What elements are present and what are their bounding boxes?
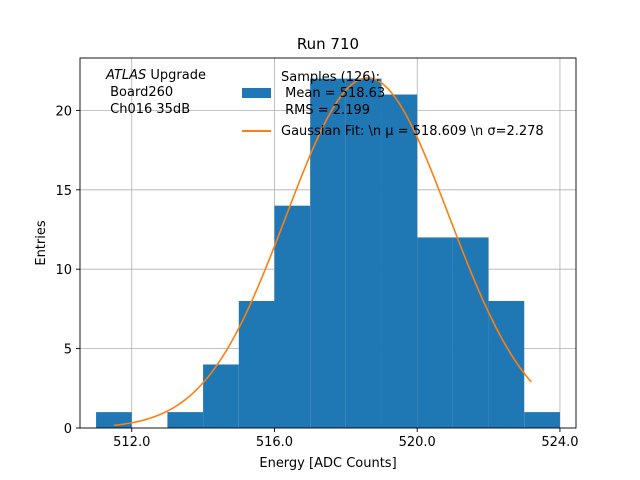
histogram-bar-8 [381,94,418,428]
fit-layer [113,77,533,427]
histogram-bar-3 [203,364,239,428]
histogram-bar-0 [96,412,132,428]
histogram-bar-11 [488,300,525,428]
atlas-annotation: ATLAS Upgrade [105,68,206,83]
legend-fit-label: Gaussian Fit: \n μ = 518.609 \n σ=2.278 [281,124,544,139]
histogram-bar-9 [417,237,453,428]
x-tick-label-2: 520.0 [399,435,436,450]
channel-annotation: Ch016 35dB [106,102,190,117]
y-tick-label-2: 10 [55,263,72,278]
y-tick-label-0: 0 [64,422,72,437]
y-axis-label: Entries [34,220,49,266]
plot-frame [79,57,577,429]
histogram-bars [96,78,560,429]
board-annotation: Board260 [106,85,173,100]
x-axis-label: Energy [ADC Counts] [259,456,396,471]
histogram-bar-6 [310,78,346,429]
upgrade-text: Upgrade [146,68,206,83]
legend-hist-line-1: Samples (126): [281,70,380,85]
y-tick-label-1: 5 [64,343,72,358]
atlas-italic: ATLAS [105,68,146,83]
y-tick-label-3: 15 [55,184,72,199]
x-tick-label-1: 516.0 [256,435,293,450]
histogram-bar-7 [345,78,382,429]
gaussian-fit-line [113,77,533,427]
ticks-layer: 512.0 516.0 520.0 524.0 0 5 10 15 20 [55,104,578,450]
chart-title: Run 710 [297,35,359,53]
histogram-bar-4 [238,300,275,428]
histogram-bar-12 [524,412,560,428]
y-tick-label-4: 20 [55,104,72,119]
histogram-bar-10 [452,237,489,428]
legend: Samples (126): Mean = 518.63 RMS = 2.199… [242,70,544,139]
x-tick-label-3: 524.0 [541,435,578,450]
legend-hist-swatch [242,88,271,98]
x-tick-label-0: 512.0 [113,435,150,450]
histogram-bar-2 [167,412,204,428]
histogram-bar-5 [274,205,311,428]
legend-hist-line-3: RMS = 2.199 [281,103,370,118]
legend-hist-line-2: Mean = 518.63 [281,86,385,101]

++++++++++++++++++++

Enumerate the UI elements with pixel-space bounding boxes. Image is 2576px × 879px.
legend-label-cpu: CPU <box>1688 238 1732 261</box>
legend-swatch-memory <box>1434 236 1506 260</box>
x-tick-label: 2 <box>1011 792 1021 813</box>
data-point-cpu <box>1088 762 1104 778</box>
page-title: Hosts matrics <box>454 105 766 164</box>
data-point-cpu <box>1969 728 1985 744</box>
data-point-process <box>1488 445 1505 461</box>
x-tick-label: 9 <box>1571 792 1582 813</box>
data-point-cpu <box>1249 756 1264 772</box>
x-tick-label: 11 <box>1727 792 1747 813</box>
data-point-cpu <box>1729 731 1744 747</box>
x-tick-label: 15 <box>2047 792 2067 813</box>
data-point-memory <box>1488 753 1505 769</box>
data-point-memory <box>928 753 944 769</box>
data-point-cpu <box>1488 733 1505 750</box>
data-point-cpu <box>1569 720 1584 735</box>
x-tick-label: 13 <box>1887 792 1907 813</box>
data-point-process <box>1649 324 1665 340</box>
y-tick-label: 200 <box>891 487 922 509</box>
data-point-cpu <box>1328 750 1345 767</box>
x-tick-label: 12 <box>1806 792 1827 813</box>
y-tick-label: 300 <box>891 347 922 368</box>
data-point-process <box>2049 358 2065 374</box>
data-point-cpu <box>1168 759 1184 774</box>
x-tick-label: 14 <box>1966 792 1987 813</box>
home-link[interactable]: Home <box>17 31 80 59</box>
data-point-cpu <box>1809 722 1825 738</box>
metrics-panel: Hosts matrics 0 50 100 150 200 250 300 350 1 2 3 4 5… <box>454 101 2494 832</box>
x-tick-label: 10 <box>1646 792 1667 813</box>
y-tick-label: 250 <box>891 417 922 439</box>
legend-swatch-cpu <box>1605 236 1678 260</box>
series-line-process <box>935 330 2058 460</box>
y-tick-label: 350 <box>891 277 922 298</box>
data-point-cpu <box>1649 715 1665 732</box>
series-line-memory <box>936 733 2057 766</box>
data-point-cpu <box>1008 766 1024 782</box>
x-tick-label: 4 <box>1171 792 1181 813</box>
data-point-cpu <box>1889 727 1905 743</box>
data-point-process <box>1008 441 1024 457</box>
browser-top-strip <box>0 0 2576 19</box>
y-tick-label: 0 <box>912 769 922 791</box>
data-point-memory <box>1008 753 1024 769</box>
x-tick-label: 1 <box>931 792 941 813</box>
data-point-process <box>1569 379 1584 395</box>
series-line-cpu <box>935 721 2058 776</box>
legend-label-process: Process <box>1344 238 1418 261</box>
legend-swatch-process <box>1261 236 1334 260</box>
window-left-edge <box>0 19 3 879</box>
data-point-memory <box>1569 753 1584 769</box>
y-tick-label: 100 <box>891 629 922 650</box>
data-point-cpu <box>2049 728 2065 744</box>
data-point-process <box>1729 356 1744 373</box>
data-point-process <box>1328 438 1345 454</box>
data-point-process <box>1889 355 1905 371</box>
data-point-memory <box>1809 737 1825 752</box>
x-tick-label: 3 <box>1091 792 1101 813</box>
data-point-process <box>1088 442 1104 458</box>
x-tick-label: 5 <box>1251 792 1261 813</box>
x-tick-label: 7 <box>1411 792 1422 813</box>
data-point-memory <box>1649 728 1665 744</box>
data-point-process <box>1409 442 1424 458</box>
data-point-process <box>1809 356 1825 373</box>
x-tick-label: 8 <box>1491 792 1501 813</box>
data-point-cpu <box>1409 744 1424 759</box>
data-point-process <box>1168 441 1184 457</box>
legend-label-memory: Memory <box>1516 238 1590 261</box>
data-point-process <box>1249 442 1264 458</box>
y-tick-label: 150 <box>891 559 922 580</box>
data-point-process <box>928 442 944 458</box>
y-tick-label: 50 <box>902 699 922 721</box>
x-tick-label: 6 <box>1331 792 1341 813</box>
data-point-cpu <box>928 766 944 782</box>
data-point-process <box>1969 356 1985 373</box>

++++++++++++++++++++

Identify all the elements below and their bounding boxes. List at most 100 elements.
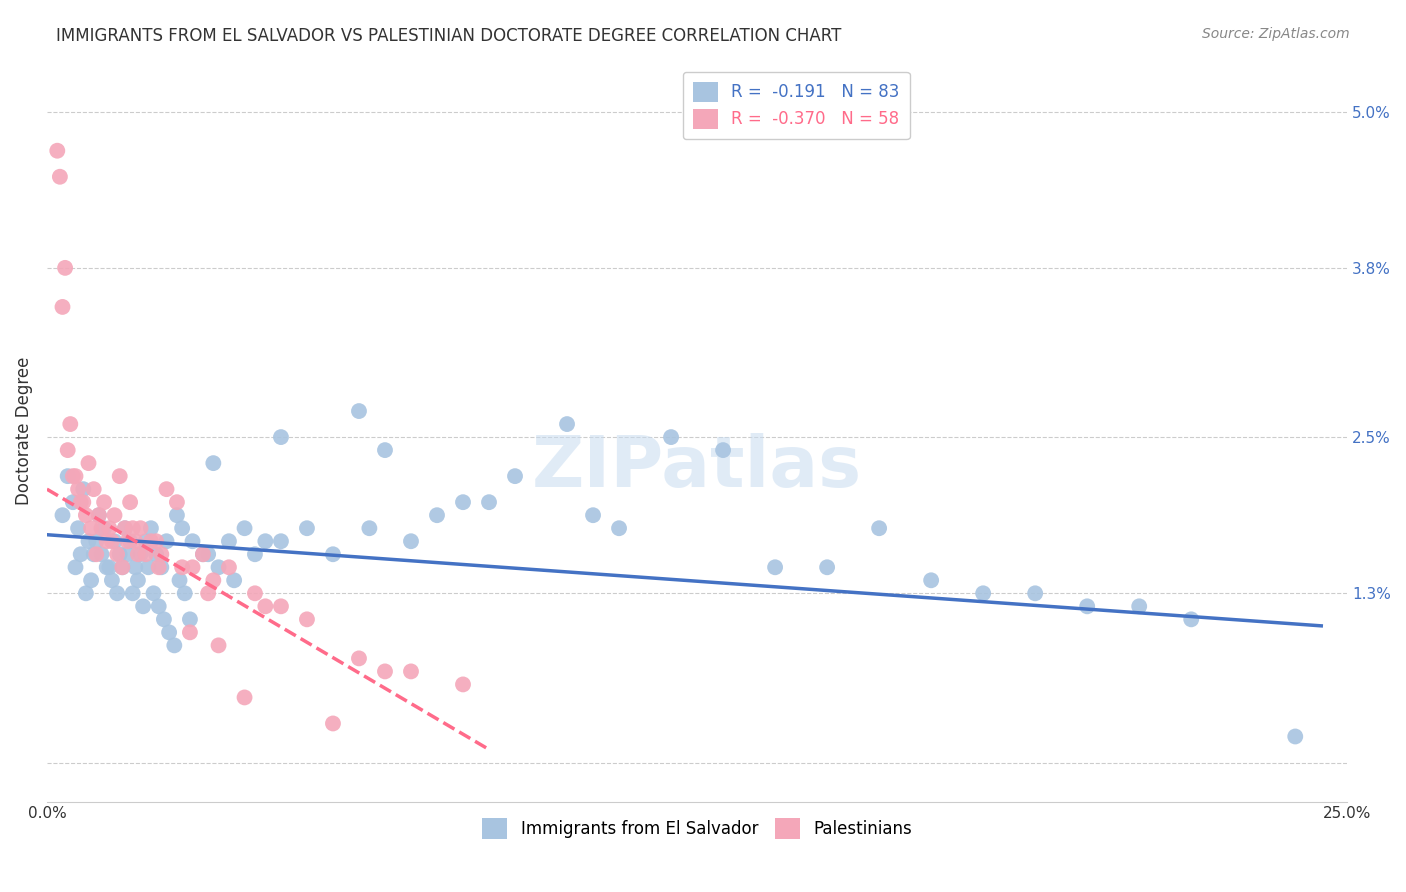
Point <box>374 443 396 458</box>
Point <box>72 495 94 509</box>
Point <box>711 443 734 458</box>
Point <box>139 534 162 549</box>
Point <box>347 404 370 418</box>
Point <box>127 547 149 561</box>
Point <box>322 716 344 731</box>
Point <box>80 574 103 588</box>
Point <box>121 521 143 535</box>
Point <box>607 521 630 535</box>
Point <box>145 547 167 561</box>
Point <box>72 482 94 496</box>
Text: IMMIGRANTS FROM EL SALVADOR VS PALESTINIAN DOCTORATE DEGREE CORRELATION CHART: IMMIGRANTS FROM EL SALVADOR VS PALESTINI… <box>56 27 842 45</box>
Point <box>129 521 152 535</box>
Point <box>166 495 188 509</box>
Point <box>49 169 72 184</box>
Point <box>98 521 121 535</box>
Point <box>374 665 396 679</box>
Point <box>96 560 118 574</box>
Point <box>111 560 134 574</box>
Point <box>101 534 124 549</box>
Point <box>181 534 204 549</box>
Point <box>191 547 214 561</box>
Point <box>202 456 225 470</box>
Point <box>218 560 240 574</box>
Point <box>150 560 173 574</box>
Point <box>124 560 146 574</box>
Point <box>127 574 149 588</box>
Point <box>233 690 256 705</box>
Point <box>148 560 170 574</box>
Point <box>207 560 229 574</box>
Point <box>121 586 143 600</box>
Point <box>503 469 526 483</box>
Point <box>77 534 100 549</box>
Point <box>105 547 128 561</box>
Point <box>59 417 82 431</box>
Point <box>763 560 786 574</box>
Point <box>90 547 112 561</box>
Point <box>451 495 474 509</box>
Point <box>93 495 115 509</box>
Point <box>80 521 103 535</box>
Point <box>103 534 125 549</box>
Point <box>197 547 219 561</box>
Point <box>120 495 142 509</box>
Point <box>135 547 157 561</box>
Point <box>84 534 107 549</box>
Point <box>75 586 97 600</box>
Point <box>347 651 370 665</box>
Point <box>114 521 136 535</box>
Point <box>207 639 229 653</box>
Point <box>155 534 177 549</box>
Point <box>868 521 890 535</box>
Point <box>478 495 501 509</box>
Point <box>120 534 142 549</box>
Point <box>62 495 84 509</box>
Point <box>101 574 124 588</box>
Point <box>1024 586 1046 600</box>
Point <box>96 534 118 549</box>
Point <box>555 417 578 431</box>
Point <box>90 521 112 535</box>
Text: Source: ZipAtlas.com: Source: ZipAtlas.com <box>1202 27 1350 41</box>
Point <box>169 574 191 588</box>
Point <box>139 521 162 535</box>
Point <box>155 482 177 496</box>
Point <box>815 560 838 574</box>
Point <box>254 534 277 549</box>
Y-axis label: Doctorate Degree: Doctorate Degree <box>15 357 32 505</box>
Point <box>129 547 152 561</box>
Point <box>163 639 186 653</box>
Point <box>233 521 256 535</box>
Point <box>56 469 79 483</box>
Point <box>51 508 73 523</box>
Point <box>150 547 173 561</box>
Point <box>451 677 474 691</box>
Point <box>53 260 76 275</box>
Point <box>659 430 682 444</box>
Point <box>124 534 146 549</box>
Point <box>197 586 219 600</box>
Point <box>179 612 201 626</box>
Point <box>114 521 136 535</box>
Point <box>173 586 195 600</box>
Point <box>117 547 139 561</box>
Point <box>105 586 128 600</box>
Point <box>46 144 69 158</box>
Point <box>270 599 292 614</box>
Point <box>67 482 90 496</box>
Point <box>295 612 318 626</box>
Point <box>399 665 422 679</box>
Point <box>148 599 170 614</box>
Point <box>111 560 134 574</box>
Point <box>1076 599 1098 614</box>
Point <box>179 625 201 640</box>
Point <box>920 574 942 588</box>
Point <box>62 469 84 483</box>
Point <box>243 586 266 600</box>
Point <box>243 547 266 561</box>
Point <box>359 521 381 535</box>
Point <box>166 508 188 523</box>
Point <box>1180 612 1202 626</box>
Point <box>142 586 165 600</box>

++++++++++++++++++++

## GIVEN TASK
Copy out the items word for word, starting with the line that contains "Point <box>374 443 396 458</box>" and going on through the line that contains "Point <box>763 560 786 574</box>", with both of those lines included.

## REPLY
Point <box>374 443 396 458</box>
Point <box>72 495 94 509</box>
Point <box>711 443 734 458</box>
Point <box>139 534 162 549</box>
Point <box>347 404 370 418</box>
Point <box>127 547 149 561</box>
Point <box>322 716 344 731</box>
Point <box>80 574 103 588</box>
Point <box>121 521 143 535</box>
Point <box>607 521 630 535</box>
Point <box>145 547 167 561</box>
Point <box>72 482 94 496</box>
Text: IMMIGRANTS FROM EL SALVADOR VS PALESTINIAN DOCTORATE DEGREE CORRELATION CHART: IMMIGRANTS FROM EL SALVADOR VS PALESTINI… <box>56 27 842 45</box>
Point <box>129 521 152 535</box>
Point <box>166 495 188 509</box>
Point <box>49 169 72 184</box>
Point <box>98 521 121 535</box>
Point <box>374 665 396 679</box>
Point <box>96 560 118 574</box>
Point <box>111 560 134 574</box>
Point <box>101 534 124 549</box>
Point <box>181 534 204 549</box>
Point <box>191 547 214 561</box>
Point <box>202 456 225 470</box>
Point <box>218 560 240 574</box>
Point <box>150 560 173 574</box>
Point <box>124 560 146 574</box>
Point <box>127 574 149 588</box>
Point <box>233 690 256 705</box>
Point <box>148 560 170 574</box>
Point <box>207 560 229 574</box>
Point <box>121 586 143 600</box>
Point <box>503 469 526 483</box>
Point <box>77 534 100 549</box>
Point <box>105 547 128 561</box>
Point <box>59 417 82 431</box>
Point <box>763 560 786 574</box>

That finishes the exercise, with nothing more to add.